Do any lines in the data below contain "sayangggg"? If so, copy every one of them.

(Collected data entries)

*****

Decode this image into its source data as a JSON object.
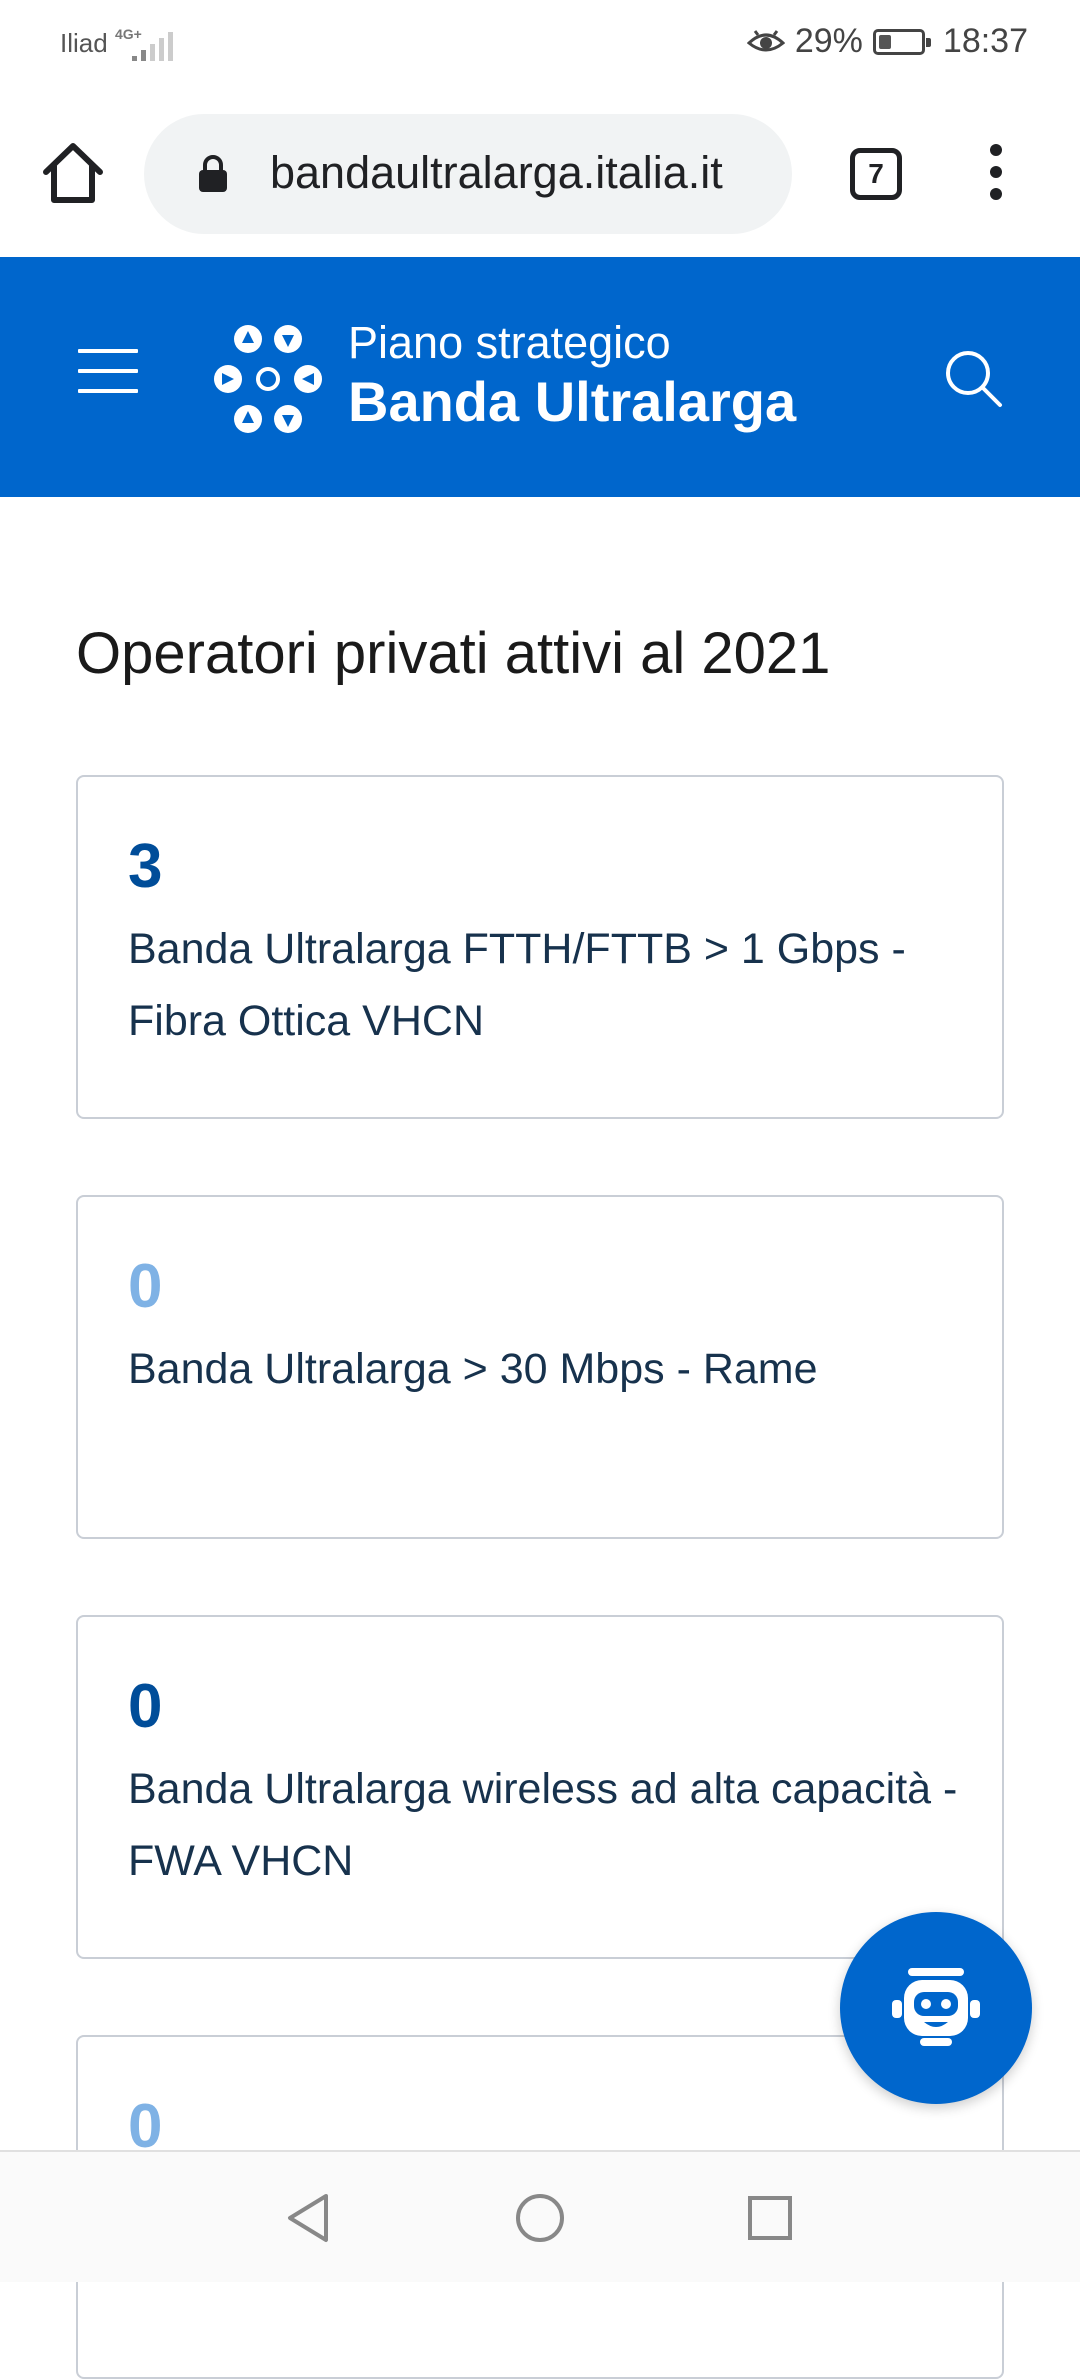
{
  "status_bar": {
    "carrier": "Iliad",
    "network_type": "4G+",
    "battery_percent": "29%",
    "battery_level": 0.29,
    "time": "18:37"
  },
  "browser": {
    "url": "bandaultralarga.italia.it",
    "tab_count": "7"
  },
  "site_header": {
    "subtitle": "Piano strategico",
    "title": "Banda Ultralarga",
    "brand_color": "#0066cc"
  },
  "main": {
    "section_title": "Operatori privati attivi al 2021",
    "cards": [
      {
        "number": "3",
        "number_color": "#004d99",
        "label": "Banda Ultralarga FTTH/FTTB > 1 Gbps - Fibra Ottica VHCN"
      },
      {
        "number": "0",
        "number_color": "#7fb2e5",
        "label": "Banda Ultralarga > 30 Mbps - Rame"
      },
      {
        "number": "0",
        "number_color": "#004d99",
        "label": "Banda Ultralarga wireless ad alta capacità - FWA VHCN"
      },
      {
        "number": "0",
        "number_color": "#7fb2e5",
        "label": ""
      }
    ]
  },
  "icons": {
    "fab": "chatbot-icon",
    "nav_back": "back-triangle-icon",
    "nav_home": "home-circle-icon",
    "nav_recent": "recent-square-icon"
  }
}
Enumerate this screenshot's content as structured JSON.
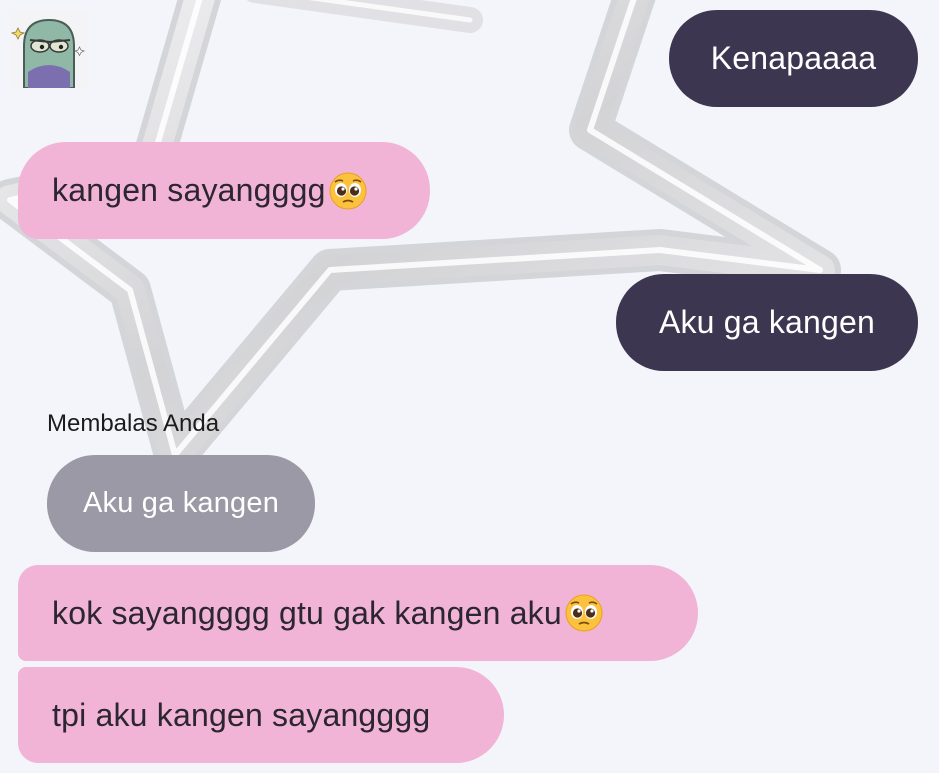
{
  "chat": {
    "contact_avatar": "cartoon-character-avatar",
    "messages": [
      {
        "sender": "me",
        "text": "Kenapaaaa"
      },
      {
        "sender": "contact",
        "text": "kangen sayangggg",
        "emoji": "pleading-face-emoji"
      },
      {
        "sender": "me",
        "text": "Aku ga kangen"
      },
      {
        "sender": "contact",
        "text": "kok sayangggg gtu gak kangen aku ",
        "emoji": "pleading-face-emoji"
      },
      {
        "sender": "contact",
        "text": "tpi aku kangen sayangggg"
      }
    ],
    "reply": {
      "label": "Membalas Anda",
      "quoted_text": "Aku ga kangen"
    }
  },
  "colors": {
    "background": "#f3f5fa",
    "outgoing_bubble": "#3d3650",
    "incoming_bubble": "#f1b3d6",
    "quoted_bubble": "#9c99a6",
    "avatar_skin": "#8fb8a6"
  }
}
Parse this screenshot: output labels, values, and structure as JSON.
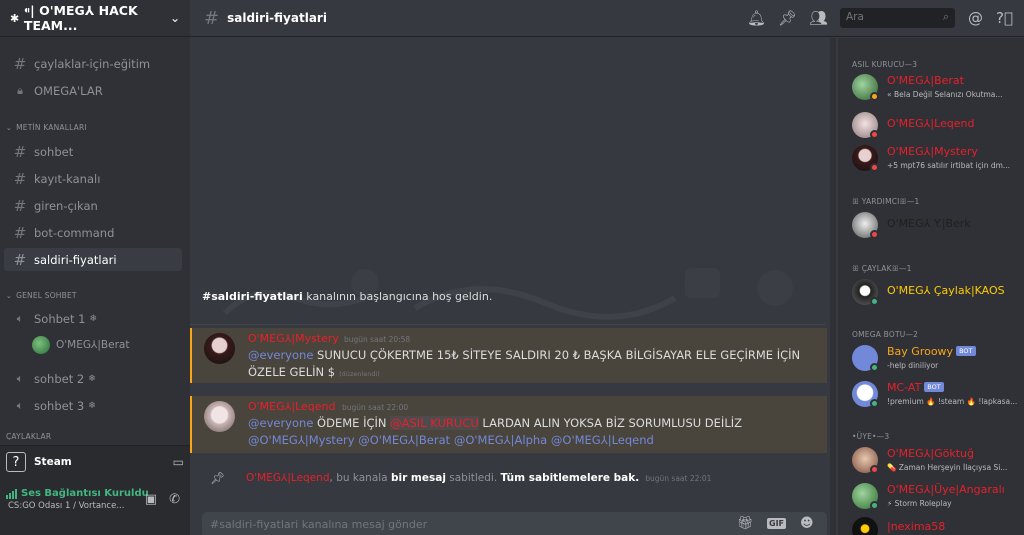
{
  "server": {
    "name": "⁌| O'MEG⅄ HACK TEAM..."
  },
  "channels_top": [
    {
      "name": "çaylaklar-için-eğitim",
      "icon": "hash-icon"
    },
    {
      "name": "OMEGA'LAR",
      "icon": "lock-icon"
    }
  ],
  "categories": {
    "text": "METİN KANALLARI",
    "voice": "GENEL SOHBET",
    "cut": "ÇAYLAKLAR"
  },
  "text_channels": [
    "sohbet",
    "kayıt-kanalı",
    "giren-çıkan",
    "bot-command",
    "saldiri-fiyatlari"
  ],
  "voice_channels": [
    {
      "name": "Sohbet 1",
      "member": "O'MEG⅄|Berat"
    },
    {
      "name": "sohbet 2"
    },
    {
      "name": "sohbet 3"
    }
  ],
  "activity": {
    "label": "Steam"
  },
  "voice_status": {
    "connected": "Ses Bağlantısı Kuruldu",
    "sub": "CS:GO Odası 1 / Vortance..."
  },
  "header": {
    "channel": "saldiri-fiyatlari"
  },
  "search": {
    "placeholder": "Ara"
  },
  "chat": {
    "welcome_channel": "#saldiri-fiyatlari",
    "welcome_text": " kanalının başlangıcına hoş geldin.",
    "messages": [
      {
        "author": "O'MEG⅄|Mystery",
        "time": "bugün saat 20:58",
        "mention": "@everyone",
        "text": " SUNUCU ÇÖKERTME 15₺ SİTEYE SALDIRI 20 ₺ BAŞKA BİLGİSAYAR ELE GEÇİRME İÇİN ÖZELE GELİN $",
        "edited": "(düzenlendi)"
      },
      {
        "author": "O'MEG⅄|Leqend",
        "time": "bugün saat 22:00",
        "mention": "@everyone",
        "text_a": " ÖDEME İÇİN ",
        "role_mention": "@ASIL KURUCU",
        "text_b": " LARDAN ALIN YOKSA BİZ SORUMLUSU DEİLİZ",
        "mentions_line2": "@O'MEG⅄|Mystery @O'MEG⅄|Berat @O'MEG⅄|Alpha @O'MEG⅄|Leqend"
      }
    ],
    "pin": {
      "author": "O'MEG⅄|Leqend",
      "t1": ", bu kanala ",
      "bold1": "bir mesaj",
      "t2": " sabitledi. ",
      "bold2": "Tüm sabitlemelere bak.",
      "time": "bugün saat 22:01"
    },
    "composer_placeholder": "#saldiri-fiyatlari kanalına mesaj gönder",
    "gif_label": "GIF"
  },
  "members": {
    "groups": [
      {
        "title": "ASIL KURUCU—3"
      },
      {
        "title": "ꕥ YARDIMCIꕥ—1"
      },
      {
        "title": "ꕥ ÇAYLAKꕥ—1"
      },
      {
        "title": "OMEGA BOTU—2"
      },
      {
        "title": "•ÜYE•—3"
      }
    ],
    "list": [
      {
        "name": "O'MEG⅄|Berat",
        "status": "« Bela Değil Selanızı Okutma...",
        "color": "#e8202a",
        "presence": "idle"
      },
      {
        "name": "O'MEG⅄|Leqend",
        "status": "",
        "color": "#e8202a",
        "presence": "dnd"
      },
      {
        "name": "O'MEG⅄|Mystery",
        "status": "+5 mpt76 satılır irtibat için dm...",
        "color": "#e8202a",
        "presence": "dnd"
      },
      {
        "name": "O'MEG⅄ Y.|Berk",
        "status": "",
        "color": "#222222",
        "presence": "dnd"
      },
      {
        "name": "O'MEG⅄ Çaylak|KAOS",
        "status": "",
        "color": "#ffcc00",
        "presence": "online"
      },
      {
        "name": "Bay Groowy",
        "status": "-help diniliyor",
        "color": "#faa61a",
        "presence": "online",
        "badge": "BOT"
      },
      {
        "name": "MC-AT",
        "status": "!premium 🔥 !steam 🔥 !lapkasa...",
        "color": "#e8202a",
        "presence": "online",
        "badge": "BOT"
      },
      {
        "name": "O'MEG⅄|Göktuğ",
        "status": "💊 Zaman Herşeyin İlaçıysa Si...",
        "color": "#e8202a",
        "presence": "dnd"
      },
      {
        "name": "O'MEG⅄|Üye|Angaralı",
        "status": "⚡ Storm Roleplay",
        "color": "#e8202a",
        "presence": "online"
      },
      {
        "name": "|nexima58",
        "status": "",
        "color": "#e8202a",
        "presence": "dnd"
      }
    ]
  },
  "colors": {
    "accent": "#7289da",
    "role_red": "#e8202a",
    "online": "#43b581",
    "dnd": "#f04747",
    "idle": "#faa61a",
    "mention_border": "#faa61a"
  }
}
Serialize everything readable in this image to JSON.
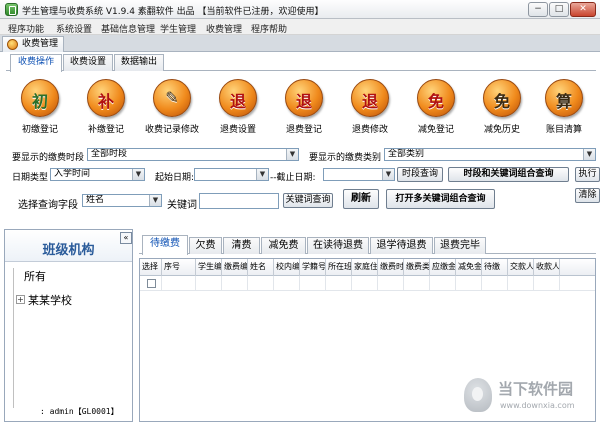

*****

## Final result
        "text": "kangen sayangggg",
        "text": "kok sayangggg gtu gak kangen aku ",
        "text": "tpi aku kangen sayangggg"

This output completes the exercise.